**SET EXERCISE:** Could you output each line of the data that follows exactly?

**DATA SUPPLIED:**
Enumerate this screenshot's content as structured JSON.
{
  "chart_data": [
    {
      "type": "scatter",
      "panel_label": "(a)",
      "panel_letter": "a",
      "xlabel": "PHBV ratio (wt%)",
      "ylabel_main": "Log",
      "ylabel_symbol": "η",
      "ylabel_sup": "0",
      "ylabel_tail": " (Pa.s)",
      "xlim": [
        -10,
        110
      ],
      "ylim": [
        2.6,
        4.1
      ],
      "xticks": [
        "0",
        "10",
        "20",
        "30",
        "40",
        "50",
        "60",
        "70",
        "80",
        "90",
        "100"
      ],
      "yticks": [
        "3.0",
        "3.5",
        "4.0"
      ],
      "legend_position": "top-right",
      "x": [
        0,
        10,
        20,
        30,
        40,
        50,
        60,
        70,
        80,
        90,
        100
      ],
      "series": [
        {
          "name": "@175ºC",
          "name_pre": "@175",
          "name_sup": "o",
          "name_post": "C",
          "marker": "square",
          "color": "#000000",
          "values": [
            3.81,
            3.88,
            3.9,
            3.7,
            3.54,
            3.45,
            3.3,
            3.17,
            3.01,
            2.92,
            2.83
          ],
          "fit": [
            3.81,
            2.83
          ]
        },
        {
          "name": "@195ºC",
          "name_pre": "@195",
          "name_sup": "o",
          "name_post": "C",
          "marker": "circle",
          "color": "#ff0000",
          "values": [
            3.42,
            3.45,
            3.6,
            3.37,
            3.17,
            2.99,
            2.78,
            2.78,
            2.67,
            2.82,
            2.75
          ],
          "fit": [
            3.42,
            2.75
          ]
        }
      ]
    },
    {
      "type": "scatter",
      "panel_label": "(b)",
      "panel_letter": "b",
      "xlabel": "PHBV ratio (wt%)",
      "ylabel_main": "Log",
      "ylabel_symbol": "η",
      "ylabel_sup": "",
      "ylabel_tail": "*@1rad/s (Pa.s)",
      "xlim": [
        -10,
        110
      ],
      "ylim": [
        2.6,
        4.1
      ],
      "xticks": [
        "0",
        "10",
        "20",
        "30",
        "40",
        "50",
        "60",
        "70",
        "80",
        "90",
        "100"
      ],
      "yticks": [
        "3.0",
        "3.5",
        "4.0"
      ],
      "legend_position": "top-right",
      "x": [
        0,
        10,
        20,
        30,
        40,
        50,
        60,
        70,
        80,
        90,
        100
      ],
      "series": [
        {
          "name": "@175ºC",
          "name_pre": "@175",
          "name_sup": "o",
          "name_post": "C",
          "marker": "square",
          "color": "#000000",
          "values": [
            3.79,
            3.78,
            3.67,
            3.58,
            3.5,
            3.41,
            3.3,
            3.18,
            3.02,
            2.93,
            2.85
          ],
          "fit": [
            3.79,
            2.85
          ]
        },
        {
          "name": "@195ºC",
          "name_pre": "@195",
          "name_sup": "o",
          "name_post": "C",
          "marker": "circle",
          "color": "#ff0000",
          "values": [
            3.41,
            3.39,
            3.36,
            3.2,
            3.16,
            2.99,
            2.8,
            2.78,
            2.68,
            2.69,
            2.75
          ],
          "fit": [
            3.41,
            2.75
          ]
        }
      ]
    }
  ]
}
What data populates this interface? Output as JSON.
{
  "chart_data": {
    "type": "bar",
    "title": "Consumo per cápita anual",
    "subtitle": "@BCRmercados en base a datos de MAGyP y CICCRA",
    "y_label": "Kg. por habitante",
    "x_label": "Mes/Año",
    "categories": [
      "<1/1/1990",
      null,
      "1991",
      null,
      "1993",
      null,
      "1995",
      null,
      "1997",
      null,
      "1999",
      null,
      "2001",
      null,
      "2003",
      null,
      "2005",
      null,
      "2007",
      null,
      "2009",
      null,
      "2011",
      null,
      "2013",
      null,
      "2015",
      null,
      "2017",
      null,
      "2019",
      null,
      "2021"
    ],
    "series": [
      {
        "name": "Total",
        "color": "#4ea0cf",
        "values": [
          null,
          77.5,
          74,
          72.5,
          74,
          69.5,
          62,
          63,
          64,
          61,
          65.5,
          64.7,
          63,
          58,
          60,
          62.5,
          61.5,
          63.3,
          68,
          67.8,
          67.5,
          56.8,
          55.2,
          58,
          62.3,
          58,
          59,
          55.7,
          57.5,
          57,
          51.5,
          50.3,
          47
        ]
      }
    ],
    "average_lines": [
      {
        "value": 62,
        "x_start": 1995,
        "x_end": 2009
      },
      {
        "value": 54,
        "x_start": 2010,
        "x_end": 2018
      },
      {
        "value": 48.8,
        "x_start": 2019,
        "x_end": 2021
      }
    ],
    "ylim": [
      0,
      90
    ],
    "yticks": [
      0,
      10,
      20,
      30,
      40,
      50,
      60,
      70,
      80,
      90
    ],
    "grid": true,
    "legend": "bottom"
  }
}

**RESULT BELOW:**
Enumerate this screenshot's content as structured JSON.
{
  "chart_data": [
    {
      "type": "scatter",
      "panel_label": "(a)",
      "panel_letter": "a",
      "xlabel": "PHBV ratio (wt%)",
      "ylabel_main": "Log",
      "ylabel_symbol": "η",
      "ylabel_sup": "0",
      "ylabel_tail": " (Pa.s)",
      "xlim": [
        -10,
        110
      ],
      "ylim": [
        2.6,
        4.1
      ],
      "xticks": [
        "0",
        "10",
        "20",
        "30",
        "40",
        "50",
        "60",
        "70",
        "80",
        "90",
        "100"
      ],
      "yticks": [
        "3.0",
        "3.5",
        "4.0"
      ],
      "legend_position": "top-right",
      "x": [
        0,
        10,
        20,
        30,
        40,
        50,
        60,
        70,
        80,
        90,
        100
      ],
      "series": [
        {
          "name": "@175ºC",
          "name_pre": "@175",
          "name_sup": "o",
          "name_post": "C",
          "marker": "square",
          "color": "#000000",
          "values": [
            3.81,
            3.88,
            3.9,
            3.7,
            3.54,
            3.45,
            3.3,
            3.17,
            3.01,
            2.92,
            2.83
          ],
          "fit": [
            3.81,
            2.83
          ]
        },
        {
          "name": "@195ºC",
          "name_pre": "@195",
          "name_sup": "o",
          "name_post": "C",
          "marker": "circle",
          "color": "#ff0000",
          "values": [
            3.42,
            3.45,
            3.6,
            3.37,
            3.17,
            2.99,
            2.78,
            2.78,
            2.67,
            2.82,
            2.75
          ],
          "fit": [
            3.42,
            2.75
          ]
        }
      ]
    },
    {
      "type": "scatter",
      "panel_label": "(b)",
      "panel_letter": "b",
      "xlabel": "PHBV ratio (wt%)",
      "ylabel_main": "Log",
      "ylabel_symbol": "η",
      "ylabel_sup": "",
      "ylabel_tail": "*@1rad/s (Pa.s)",
      "xlim": [
        -10,
        110
      ],
      "ylim": [
        2.6,
        4.1
      ],
      "xticks": [
        "0",
        "10",
        "20",
        "30",
        "40",
        "50",
        "60",
        "70",
        "80",
        "90",
        "100"
      ],
      "yticks": [
        "3.0",
        "3.5",
        "4.0"
      ],
      "legend_position": "top-right",
      "x": [
        0,
        10,
        20,
        30,
        40,
        50,
        60,
        70,
        80,
        90,
        100
      ],
      "series": [
        {
          "name": "@175ºC",
          "name_pre": "@175",
          "name_sup": "o",
          "name_post": "C",
          "marker": "square",
          "color": "#000000",
          "values": [
            3.79,
            3.78,
            3.67,
            3.58,
            3.5,
            3.41,
            3.3,
            3.18,
            3.02,
            2.93,
            2.85
          ],
          "fit": [
            3.79,
            2.85
          ]
        },
        {
          "name": "@195ºC",
          "name_pre": "@195",
          "name_sup": "o",
          "name_post": "C",
          "marker": "circle",
          "color": "#ff0000",
          "values": [
            3.41,
            3.39,
            3.36,
            3.2,
            3.16,
            2.99,
            2.8,
            2.78,
            2.68,
            2.69,
            2.75
          ],
          "fit": [
            3.41,
            2.75
          ]
        }
      ]
    }
  ]
}
What data populates this interface? Output as JSON.
{
  "chart_data": {
    "type": "bar",
    "title": "Consumo per cápita anual",
    "subtitle": "@BCRmercados en base a datos de MAGyP y CICCRA",
    "y_label": "Kg. por habitante",
    "x_label": "Mes/Año",
    "categories": [
      "<1/1/1990",
      null,
      "1991",
      null,
      "1993",
      null,
      "1995",
      null,
      "1997",
      null,
      "1999",
      null,
      "2001",
      null,
      "2003",
      null,
      "2005",
      null,
      "2007",
      null,
      "2009",
      null,
      "2011",
      null,
      "2013",
      null,
      "2015",
      null,
      "2017",
      null,
      "2019",
      null,
      "2021"
    ],
    "series": [
      {
        "name": "Total",
        "color": "#4ea0cf",
        "values": [
          null,
          77.5,
          74,
          72.5,
          74,
          69.5,
          62,
          63,
          64,
          61,
          65.5,
          64.7,
          63,
          58,
          60,
          62.5,
          61.5,
          63.3,
          68,
          67.8,
          67.5,
          56.8,
          55.2,
          58,
          62.3,
          58,
          59,
          55.7,
          57.5,
          57,
          51.5,
          50.3,
          47
        ]
      }
    ],
    "average_lines": [
      {
        "value": 62,
        "x_start": 1995,
        "x_end": 2009
      },
      {
        "value": 54,
        "x_start": 2010,
        "x_end": 2018
      },
      {
        "value": 48.8,
        "x_start": 2019,
        "x_end": 2021
      }
    ],
    "ylim": [
      0,
      90
    ],
    "yticks": [
      0,
      10,
      20,
      30,
      40,
      50,
      60,
      70,
      80,
      90
    ],
    "grid": true,
    "legend": "bottom"
  }
}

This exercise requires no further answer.